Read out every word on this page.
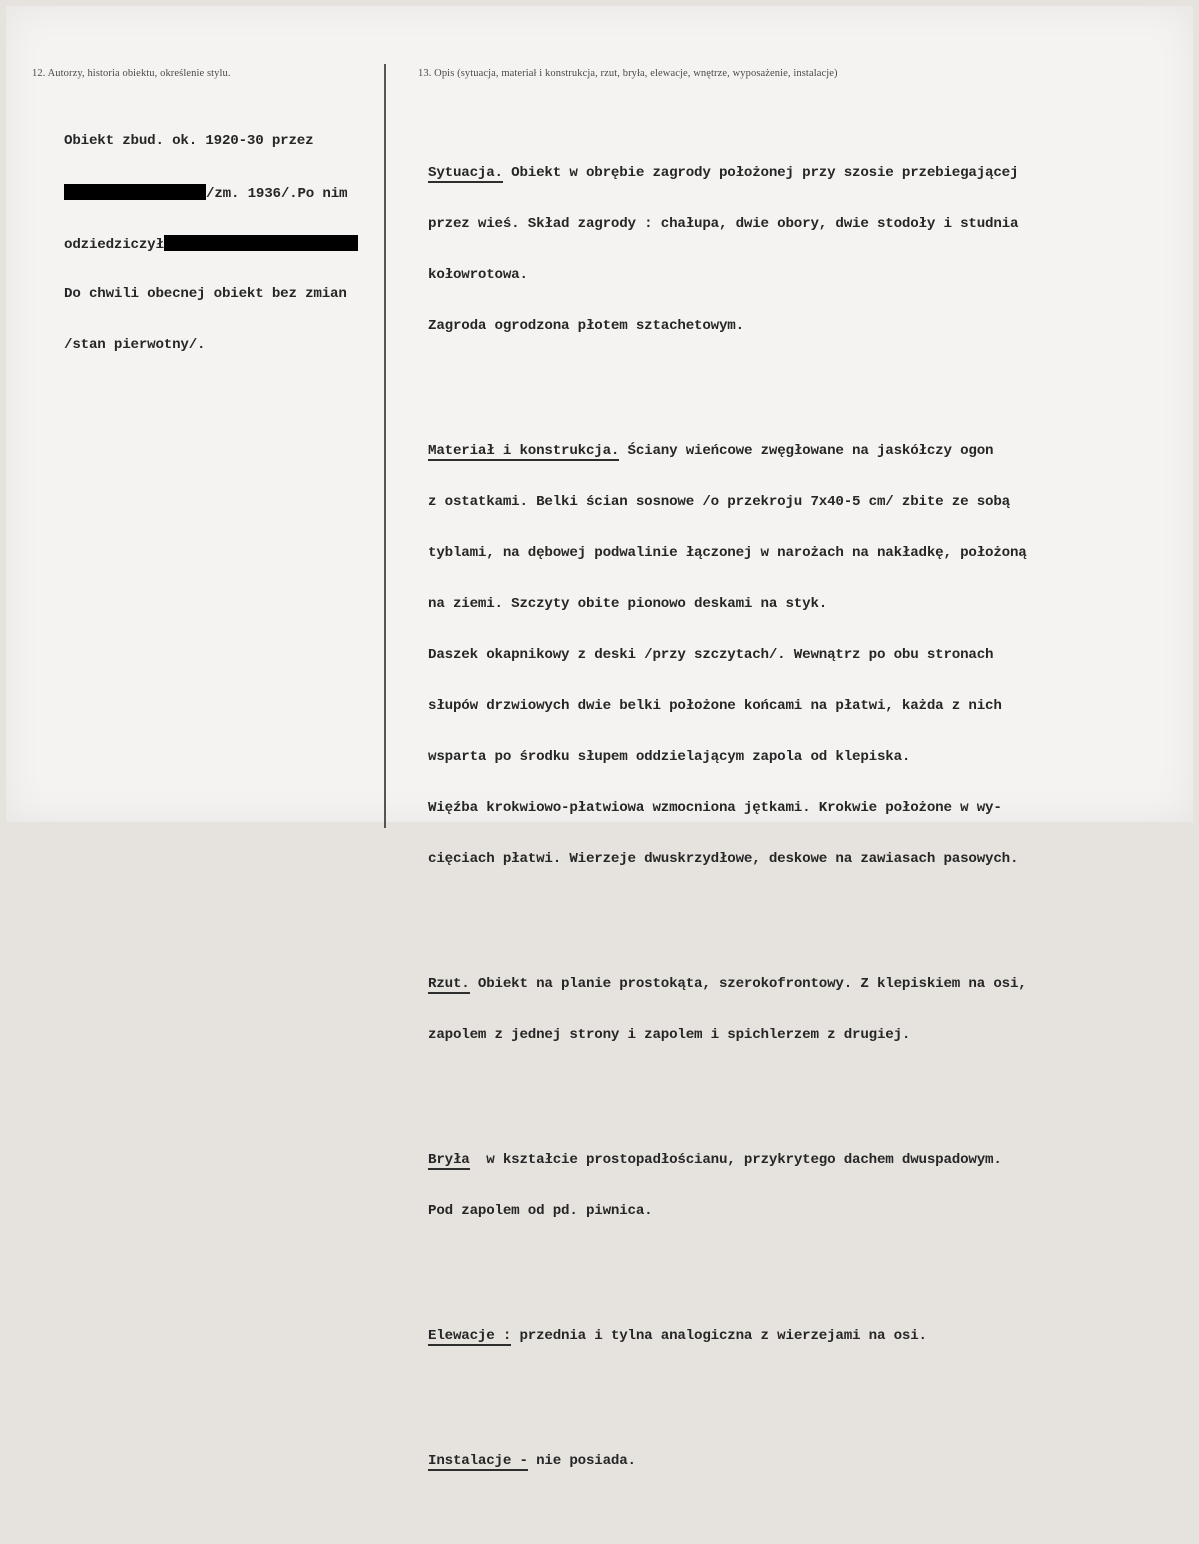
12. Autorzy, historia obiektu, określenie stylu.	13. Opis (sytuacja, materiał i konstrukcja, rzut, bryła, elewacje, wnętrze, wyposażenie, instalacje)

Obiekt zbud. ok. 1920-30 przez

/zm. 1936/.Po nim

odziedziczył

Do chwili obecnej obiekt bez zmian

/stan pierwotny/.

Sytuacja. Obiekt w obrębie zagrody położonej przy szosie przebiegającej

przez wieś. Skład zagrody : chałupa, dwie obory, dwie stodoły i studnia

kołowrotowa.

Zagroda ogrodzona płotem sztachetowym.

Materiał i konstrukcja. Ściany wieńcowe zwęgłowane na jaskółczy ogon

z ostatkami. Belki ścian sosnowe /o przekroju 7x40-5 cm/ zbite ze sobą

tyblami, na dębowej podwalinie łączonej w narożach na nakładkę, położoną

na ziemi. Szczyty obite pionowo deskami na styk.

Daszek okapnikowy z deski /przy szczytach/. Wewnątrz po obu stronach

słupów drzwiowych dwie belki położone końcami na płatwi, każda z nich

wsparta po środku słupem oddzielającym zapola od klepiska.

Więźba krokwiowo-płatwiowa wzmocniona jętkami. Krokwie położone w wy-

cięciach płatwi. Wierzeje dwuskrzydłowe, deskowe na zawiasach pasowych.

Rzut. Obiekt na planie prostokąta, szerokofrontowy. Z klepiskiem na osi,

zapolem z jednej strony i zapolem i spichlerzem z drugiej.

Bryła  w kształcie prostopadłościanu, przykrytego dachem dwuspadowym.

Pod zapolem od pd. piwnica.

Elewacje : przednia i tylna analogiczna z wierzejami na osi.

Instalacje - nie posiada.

TASK STATEMENT ::
Scan the lines for the string "zapolem". Pick out every line that has it.

COMPLETE OUTPUT ::
zapolem z jednej strony i zapolem i spichlerzem z drugiej.
Pod zapolem od pd. piwnica.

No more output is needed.